Task instructions:
Each record below must be returned exactly as shown.

Entries:
◆ ◆ ◆ ◆
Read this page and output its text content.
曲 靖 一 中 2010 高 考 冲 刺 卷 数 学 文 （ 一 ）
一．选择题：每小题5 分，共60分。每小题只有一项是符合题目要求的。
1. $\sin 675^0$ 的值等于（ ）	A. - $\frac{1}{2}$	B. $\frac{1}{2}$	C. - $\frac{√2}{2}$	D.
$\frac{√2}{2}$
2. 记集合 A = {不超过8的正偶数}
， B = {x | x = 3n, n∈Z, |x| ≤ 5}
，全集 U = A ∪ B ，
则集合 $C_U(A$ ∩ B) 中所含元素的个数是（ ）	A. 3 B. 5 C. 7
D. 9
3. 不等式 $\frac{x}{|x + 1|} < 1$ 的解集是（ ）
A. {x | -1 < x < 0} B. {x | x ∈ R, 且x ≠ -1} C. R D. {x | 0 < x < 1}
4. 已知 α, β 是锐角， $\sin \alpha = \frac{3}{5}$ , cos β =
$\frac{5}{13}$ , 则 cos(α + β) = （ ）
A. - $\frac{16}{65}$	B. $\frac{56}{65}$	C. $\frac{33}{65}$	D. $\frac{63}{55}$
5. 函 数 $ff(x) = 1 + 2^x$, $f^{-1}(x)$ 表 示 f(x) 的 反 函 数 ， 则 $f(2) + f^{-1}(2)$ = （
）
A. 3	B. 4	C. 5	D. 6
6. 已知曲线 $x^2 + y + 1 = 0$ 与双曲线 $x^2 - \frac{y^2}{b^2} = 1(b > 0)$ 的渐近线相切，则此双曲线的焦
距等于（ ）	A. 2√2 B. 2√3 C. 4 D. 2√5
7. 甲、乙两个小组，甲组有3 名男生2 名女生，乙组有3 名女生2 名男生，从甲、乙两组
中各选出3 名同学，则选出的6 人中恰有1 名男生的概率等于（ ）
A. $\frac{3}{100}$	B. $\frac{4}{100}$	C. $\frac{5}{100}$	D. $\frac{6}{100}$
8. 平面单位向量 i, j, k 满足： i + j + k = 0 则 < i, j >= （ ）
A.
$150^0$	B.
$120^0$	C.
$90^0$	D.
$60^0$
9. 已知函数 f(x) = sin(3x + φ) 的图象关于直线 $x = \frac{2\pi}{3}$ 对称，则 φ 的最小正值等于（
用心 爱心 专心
◆ ◆ ◆ ◆
Task result:
Read this page and output its text content.
曲 靖 一 中 2010 高 考 冲 刺 卷 数 学 文 （ 一 ）
一．选择题：每小题5 分，共60分。每小题只有一项是符合题目要求的。
1. $\sin 675^0$ 的值等于（ ）	A. - $\frac{1}{2}$	B. $\frac{1}{2}$	C. - $\frac{√2}{2}$	D.
$\frac{√2}{2}$
2. 记集合 A = {不超过8的正偶数}
， B = {x | x = 3n, n∈Z, |x| ≤ 5}
，全集 U = A ∪ B ，
则集合 $C_U(A$ ∩ B) 中所含元素的个数是（ ）	A. 3 B. 5 C. 7
D. 9
3. 不等式 $\frac{x}{|x + 1|} < 1$ 的解集是（ ）
A. {x | -1 < x < 0} B. {x | x ∈ R, 且x ≠ -1} C. R D. {x | 0 < x < 1}
4. 已知 α, β 是锐角， $\sin \alpha = \frac{3}{5}$ , cos β =
$\frac{5}{13}$ , 则 cos(α + β) = （ ）
A. - $\frac{16}{65}$	B. $\frac{56}{65}$	C. $\frac{33}{65}$	D. $\frac{63}{55}$
5. 函 数 $ff(x) = 1 + 2^x$, $f^{-1}(x)$ 表 示 f(x) 的 反 函 数 ， 则 $f(2) + f^{-1}(2)$ = （
）
A. 3	B. 4	C. 5	D. 6
6. 已知曲线 $x^2 + y + 1 = 0$ 与双曲线 $x^2 - \frac{y^2}{b^2} = 1(b > 0)$ 的渐近线相切，则此双曲线的焦
距等于（ ）	A. 2√2 B. 2√3 C. 4 D. 2√5
7. 甲、乙两个小组，甲组有3 名男生2 名女生，乙组有3 名女生2 名男生，从甲、乙两组
中各选出3 名同学，则选出的6 人中恰有1 名男生的概率等于（ ）
A. $\frac{3}{100}$	B. $\frac{4}{100}$	C. $\frac{5}{100}$	D. $\frac{6}{100}$
8. 平面单位向量 i, j, k 满足： i + j + k = 0 则 < i, j >= （ ）
A.
$150^0$	B.
$120^0$	C.
$90^0$	D.
$60^0$
9. 已知函数 f(x) = sin(3x + φ) 的图象关于直线 $x = \frac{2\pi}{3}$ 对称，则 φ 的最小正值等于（
用心 爱心 专心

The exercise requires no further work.